→ Given entries:
___

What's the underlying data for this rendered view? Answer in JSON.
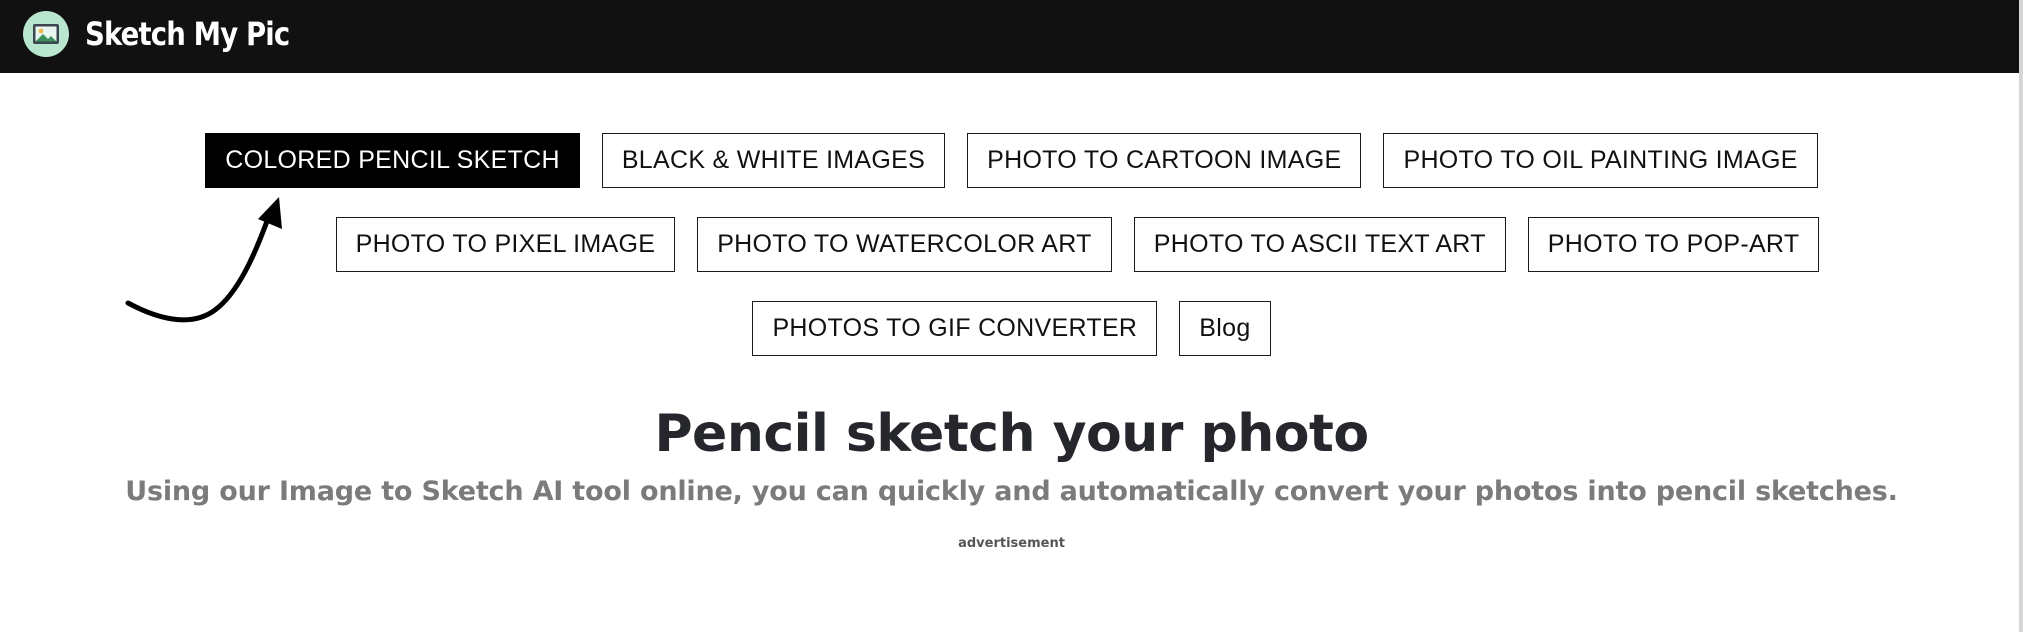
{
  "header": {
    "logo_icon": "landscape-picture-icon",
    "site_name": "Sketch My Pic",
    "background": "#111111"
  },
  "nav": {
    "rows": [
      [
        {
          "label": "COLORED PENCIL SKETCH",
          "active": true
        },
        {
          "label": "BLACK & WHITE IMAGES",
          "active": false
        },
        {
          "label": "PHOTO TO CARTOON IMAGE",
          "active": false
        },
        {
          "label": "PHOTO TO OIL PAINTING IMAGE",
          "active": false
        }
      ],
      [
        {
          "label": "PHOTO TO PIXEL IMAGE",
          "active": false
        },
        {
          "label": "PHOTO TO WATERCOLOR ART",
          "active": false
        },
        {
          "label": "PHOTO TO ASCII TEXT ART",
          "active": false
        },
        {
          "label": "PHOTO TO POP-ART",
          "active": false
        }
      ],
      [
        {
          "label": "PHOTOS TO GIF CONVERTER",
          "active": false
        },
        {
          "label": "Blog",
          "active": false
        }
      ]
    ]
  },
  "hero": {
    "title": "Pencil sketch your photo",
    "subtitle": "Using our Image to Sketch AI tool online, you can quickly and automatically convert your photos into pencil sketches.",
    "ad_label": "advertisement"
  },
  "decor": {
    "arrow_icon": "curved-arrow-icon"
  },
  "colors": {
    "title": "#25272c",
    "subtitle": "#7b7b7b",
    "active_button_bg": "#000000",
    "logo_circle": "#b9e6cf"
  }
}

___

→ Do this: Copy each line exactly, and leave the pictures out of your copy.

→ Worked answer:
What's the underlying data for this rendered view? Answer in JSON.
{
  "header": {
    "logo_icon": "landscape-picture-icon",
    "site_name": "Sketch My Pic",
    "background": "#111111"
  },
  "nav": {
    "rows": [
      [
        {
          "label": "COLORED PENCIL SKETCH",
          "active": true
        },
        {
          "label": "BLACK & WHITE IMAGES",
          "active": false
        },
        {
          "label": "PHOTO TO CARTOON IMAGE",
          "active": false
        },
        {
          "label": "PHOTO TO OIL PAINTING IMAGE",
          "active": false
        }
      ],
      [
        {
          "label": "PHOTO TO PIXEL IMAGE",
          "active": false
        },
        {
          "label": "PHOTO TO WATERCOLOR ART",
          "active": false
        },
        {
          "label": "PHOTO TO ASCII TEXT ART",
          "active": false
        },
        {
          "label": "PHOTO TO POP-ART",
          "active": false
        }
      ],
      [
        {
          "label": "PHOTOS TO GIF CONVERTER",
          "active": false
        },
        {
          "label": "Blog",
          "active": false
        }
      ]
    ]
  },
  "hero": {
    "title": "Pencil sketch your photo",
    "subtitle": "Using our Image to Sketch AI tool online, you can quickly and automatically convert your photos into pencil sketches.",
    "ad_label": "advertisement"
  },
  "decor": {
    "arrow_icon": "curved-arrow-icon"
  },
  "colors": {
    "title": "#25272c",
    "subtitle": "#7b7b7b",
    "active_button_bg": "#000000",
    "logo_circle": "#b9e6cf"
  }
}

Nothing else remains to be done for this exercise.